---------- Records supplied

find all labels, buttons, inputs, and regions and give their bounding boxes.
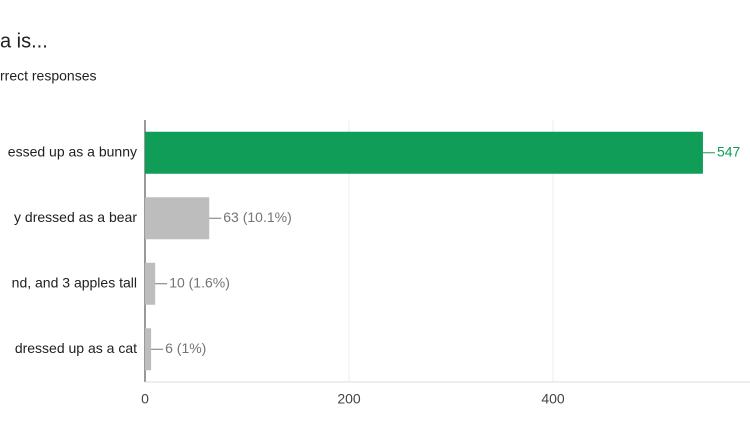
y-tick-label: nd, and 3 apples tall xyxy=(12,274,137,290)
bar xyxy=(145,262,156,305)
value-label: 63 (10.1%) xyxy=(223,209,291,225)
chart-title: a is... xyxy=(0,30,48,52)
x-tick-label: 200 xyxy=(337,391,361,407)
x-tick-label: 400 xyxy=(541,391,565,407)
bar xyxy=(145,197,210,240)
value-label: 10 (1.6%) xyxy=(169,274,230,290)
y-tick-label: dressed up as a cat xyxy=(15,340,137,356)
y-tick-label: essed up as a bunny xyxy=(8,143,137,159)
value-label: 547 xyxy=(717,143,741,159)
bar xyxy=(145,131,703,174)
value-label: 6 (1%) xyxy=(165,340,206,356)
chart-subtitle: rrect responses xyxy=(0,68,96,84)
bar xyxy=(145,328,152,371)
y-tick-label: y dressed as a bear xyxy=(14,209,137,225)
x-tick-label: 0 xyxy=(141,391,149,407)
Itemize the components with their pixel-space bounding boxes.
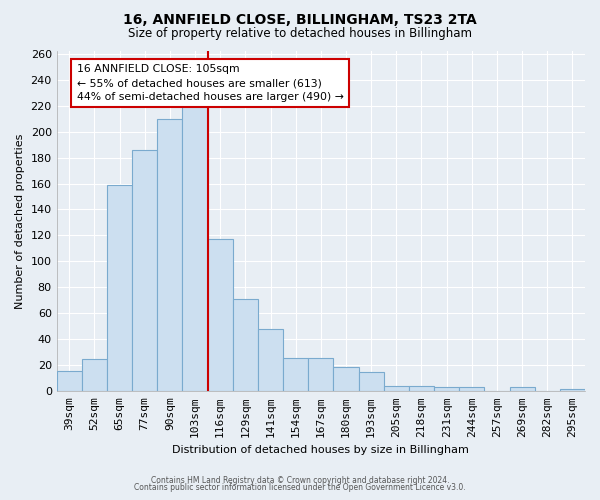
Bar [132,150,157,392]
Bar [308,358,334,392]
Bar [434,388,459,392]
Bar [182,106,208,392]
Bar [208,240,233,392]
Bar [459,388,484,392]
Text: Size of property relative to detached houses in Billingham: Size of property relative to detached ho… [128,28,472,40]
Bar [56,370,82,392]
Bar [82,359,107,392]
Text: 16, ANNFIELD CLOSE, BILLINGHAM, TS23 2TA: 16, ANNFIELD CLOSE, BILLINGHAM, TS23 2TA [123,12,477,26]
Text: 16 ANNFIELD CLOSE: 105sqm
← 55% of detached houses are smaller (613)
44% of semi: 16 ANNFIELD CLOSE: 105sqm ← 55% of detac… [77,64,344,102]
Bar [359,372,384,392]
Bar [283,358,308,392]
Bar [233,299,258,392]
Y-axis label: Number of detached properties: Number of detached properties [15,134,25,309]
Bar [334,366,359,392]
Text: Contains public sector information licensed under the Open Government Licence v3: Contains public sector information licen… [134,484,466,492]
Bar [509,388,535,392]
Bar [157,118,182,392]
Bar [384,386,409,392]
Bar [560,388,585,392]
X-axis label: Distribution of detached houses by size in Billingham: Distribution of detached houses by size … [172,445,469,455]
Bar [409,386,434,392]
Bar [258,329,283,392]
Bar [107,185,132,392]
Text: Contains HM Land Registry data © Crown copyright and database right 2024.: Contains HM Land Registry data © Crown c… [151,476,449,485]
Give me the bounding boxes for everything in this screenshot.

--------------------
---------- Records supplied

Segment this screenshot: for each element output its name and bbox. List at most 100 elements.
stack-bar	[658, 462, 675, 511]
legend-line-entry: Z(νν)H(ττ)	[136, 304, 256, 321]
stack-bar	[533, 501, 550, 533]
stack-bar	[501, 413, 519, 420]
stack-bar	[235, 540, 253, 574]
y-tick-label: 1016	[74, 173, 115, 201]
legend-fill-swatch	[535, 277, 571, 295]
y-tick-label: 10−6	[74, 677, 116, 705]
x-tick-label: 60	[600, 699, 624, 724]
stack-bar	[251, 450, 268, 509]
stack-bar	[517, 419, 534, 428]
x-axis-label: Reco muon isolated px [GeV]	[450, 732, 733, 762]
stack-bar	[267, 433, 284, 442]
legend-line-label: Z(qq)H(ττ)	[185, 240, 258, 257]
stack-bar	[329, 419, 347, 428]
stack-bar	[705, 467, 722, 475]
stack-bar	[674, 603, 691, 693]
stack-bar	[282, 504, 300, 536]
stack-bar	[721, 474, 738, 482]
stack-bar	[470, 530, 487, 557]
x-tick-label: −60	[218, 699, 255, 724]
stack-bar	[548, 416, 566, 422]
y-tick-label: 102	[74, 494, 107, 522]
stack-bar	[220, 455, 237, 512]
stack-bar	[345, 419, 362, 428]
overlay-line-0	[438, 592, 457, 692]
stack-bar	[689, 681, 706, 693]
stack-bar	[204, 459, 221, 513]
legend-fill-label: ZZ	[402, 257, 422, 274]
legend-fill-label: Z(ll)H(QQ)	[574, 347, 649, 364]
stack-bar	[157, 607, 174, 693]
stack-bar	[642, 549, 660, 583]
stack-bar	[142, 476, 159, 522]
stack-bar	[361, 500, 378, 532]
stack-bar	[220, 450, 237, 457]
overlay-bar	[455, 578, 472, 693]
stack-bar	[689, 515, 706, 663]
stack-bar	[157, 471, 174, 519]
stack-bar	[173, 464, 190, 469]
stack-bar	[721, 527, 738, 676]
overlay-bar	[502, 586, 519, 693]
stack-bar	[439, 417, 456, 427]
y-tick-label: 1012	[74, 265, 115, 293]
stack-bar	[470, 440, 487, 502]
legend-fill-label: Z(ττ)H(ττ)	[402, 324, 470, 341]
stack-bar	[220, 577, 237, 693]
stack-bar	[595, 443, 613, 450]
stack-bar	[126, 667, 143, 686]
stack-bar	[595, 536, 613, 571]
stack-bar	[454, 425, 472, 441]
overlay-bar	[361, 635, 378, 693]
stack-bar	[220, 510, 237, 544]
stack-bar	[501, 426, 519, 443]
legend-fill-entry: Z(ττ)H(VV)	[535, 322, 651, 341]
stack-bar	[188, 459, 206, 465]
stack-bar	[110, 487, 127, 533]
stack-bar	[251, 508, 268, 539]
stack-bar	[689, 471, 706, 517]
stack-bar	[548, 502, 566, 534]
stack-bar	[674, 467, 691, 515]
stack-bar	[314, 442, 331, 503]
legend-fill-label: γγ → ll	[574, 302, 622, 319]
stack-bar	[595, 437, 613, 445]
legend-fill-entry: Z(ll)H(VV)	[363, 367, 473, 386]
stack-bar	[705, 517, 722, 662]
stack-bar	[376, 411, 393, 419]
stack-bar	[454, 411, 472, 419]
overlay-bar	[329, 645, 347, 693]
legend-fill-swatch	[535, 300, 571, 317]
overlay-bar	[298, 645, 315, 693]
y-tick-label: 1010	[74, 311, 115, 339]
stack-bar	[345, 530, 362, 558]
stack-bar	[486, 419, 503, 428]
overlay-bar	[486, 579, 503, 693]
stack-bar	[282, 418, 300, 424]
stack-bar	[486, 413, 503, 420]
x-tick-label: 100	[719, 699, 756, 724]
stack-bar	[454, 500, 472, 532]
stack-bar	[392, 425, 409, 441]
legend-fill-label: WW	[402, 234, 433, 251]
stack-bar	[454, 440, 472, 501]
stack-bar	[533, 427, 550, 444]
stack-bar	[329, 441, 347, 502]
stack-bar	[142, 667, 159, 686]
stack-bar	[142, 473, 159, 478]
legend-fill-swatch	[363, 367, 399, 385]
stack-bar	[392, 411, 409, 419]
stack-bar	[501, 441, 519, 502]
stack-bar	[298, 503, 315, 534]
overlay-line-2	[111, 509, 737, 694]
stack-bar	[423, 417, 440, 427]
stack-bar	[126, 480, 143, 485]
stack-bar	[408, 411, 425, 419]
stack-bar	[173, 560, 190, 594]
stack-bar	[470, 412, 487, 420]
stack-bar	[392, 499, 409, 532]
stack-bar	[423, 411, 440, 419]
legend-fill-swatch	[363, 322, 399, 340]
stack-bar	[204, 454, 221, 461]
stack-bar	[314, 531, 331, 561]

--------------------
---------- Records supplied

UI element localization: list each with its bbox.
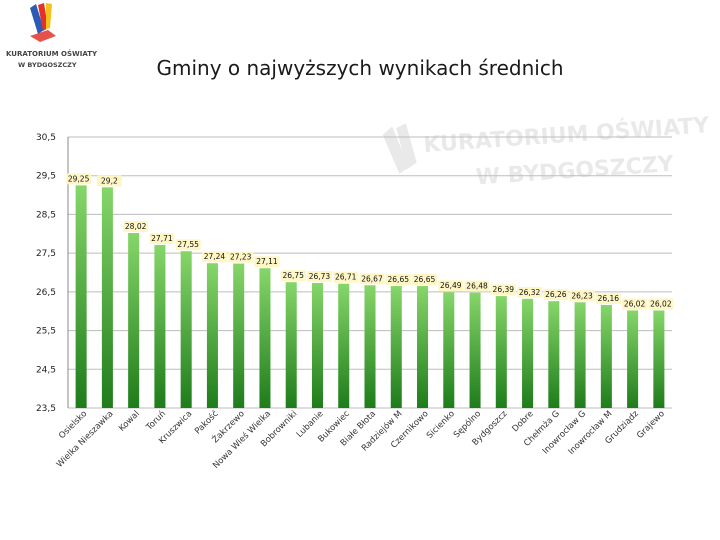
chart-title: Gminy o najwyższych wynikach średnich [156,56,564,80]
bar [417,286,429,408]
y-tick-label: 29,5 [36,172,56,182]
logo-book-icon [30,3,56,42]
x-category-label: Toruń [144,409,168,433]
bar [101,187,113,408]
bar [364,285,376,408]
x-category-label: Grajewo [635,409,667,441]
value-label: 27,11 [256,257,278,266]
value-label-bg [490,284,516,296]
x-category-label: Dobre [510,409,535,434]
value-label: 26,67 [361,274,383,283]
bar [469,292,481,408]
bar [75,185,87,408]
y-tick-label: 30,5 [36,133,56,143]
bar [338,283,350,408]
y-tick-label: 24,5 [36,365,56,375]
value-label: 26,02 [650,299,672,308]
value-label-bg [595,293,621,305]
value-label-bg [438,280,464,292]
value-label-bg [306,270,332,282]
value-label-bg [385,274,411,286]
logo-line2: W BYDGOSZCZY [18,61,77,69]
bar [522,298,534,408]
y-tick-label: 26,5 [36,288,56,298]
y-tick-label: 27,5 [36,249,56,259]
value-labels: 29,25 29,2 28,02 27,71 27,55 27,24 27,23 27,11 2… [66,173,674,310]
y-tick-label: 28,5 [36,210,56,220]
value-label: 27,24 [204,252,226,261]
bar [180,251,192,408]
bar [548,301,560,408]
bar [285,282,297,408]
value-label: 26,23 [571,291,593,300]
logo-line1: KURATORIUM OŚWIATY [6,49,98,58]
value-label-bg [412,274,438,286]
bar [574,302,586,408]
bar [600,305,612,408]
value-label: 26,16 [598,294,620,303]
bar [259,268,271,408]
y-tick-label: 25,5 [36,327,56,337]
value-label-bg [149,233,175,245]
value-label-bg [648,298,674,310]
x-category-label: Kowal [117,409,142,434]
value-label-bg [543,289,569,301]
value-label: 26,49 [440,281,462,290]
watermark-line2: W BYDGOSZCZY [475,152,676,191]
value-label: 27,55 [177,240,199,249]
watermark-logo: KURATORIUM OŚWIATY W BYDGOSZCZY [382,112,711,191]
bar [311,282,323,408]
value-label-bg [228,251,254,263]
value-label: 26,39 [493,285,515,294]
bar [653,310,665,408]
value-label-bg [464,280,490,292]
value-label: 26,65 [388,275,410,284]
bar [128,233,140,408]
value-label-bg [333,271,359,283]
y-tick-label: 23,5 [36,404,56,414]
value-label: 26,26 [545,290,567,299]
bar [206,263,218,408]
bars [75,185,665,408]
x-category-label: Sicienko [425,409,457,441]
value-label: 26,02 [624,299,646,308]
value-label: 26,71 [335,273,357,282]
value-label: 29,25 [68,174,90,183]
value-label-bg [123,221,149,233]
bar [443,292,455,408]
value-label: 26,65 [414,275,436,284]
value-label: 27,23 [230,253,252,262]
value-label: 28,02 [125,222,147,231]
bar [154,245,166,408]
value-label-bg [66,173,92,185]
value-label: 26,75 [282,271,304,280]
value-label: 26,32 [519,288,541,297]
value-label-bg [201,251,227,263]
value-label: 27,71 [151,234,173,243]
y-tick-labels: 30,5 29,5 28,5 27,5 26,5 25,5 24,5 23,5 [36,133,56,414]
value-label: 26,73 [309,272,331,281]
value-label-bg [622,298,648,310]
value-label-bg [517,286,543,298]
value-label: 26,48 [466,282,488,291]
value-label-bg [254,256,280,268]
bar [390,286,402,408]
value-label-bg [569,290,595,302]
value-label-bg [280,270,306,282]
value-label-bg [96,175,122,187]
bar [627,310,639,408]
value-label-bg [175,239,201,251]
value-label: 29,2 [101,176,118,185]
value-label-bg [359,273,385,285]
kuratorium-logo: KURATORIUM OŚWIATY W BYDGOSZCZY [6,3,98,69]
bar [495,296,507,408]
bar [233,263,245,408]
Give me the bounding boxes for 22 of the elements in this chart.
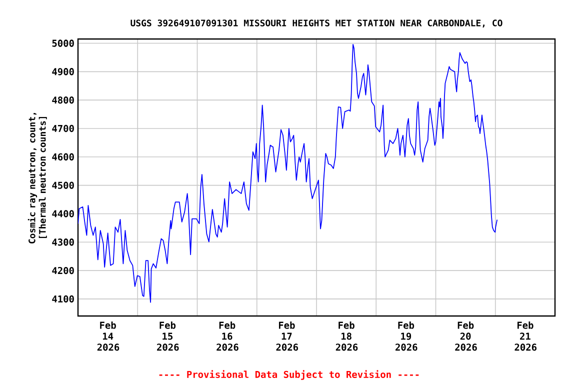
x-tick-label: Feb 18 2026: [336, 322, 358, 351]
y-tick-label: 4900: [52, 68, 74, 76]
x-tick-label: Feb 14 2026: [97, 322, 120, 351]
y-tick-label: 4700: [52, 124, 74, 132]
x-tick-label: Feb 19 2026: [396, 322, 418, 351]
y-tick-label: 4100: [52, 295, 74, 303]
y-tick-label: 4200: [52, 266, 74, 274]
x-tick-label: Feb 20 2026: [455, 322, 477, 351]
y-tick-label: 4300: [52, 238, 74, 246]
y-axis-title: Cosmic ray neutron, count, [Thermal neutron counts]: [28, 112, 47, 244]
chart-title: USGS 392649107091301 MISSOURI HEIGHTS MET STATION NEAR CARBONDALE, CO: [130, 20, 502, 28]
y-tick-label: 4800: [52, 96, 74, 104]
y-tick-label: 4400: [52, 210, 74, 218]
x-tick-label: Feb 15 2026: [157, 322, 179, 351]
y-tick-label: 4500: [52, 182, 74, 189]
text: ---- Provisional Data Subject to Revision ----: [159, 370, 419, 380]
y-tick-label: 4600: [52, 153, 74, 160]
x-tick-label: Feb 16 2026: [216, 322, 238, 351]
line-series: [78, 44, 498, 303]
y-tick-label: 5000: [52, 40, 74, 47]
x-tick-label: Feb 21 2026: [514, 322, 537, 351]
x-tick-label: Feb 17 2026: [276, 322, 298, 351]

--------------------

Starting at the line that contains "Bar [132,150,157,392]" and ending at the line that contains "Bar [334,366,359,392]", write out those lines again with "Text" switched to "Caption" and every other part left unchanged. Give only those lines.

Bar [132,150,157,392]
Bar [308,358,334,392]
Bar [434,388,459,392]
Bar [182,106,208,392]
Bar [208,240,233,392]
Bar [459,388,484,392]
Caption: Size of property relative to detached houses in Billingham: Size of property relative to detached ho… [128,28,472,40]
Bar [56,370,82,392]
Bar [82,359,107,392]
Caption: 16, ANNFIELD CLOSE, BILLINGHAM, TS23 2TA: 16, ANNFIELD CLOSE, BILLINGHAM, TS23 2TA [123,12,477,26]
Caption: 16 ANNFIELD CLOSE: 105sqm
← 55% of detached houses are smaller (613)
44% of semi: 16 ANNFIELD CLOSE: 105sqm ← 55% of detac… [77,64,344,102]
Bar [359,372,384,392]
Bar [283,358,308,392]
Bar [233,299,258,392]
Y-axis label: Number of detached properties: Number of detached properties [15,134,25,309]
Bar [334,366,359,392]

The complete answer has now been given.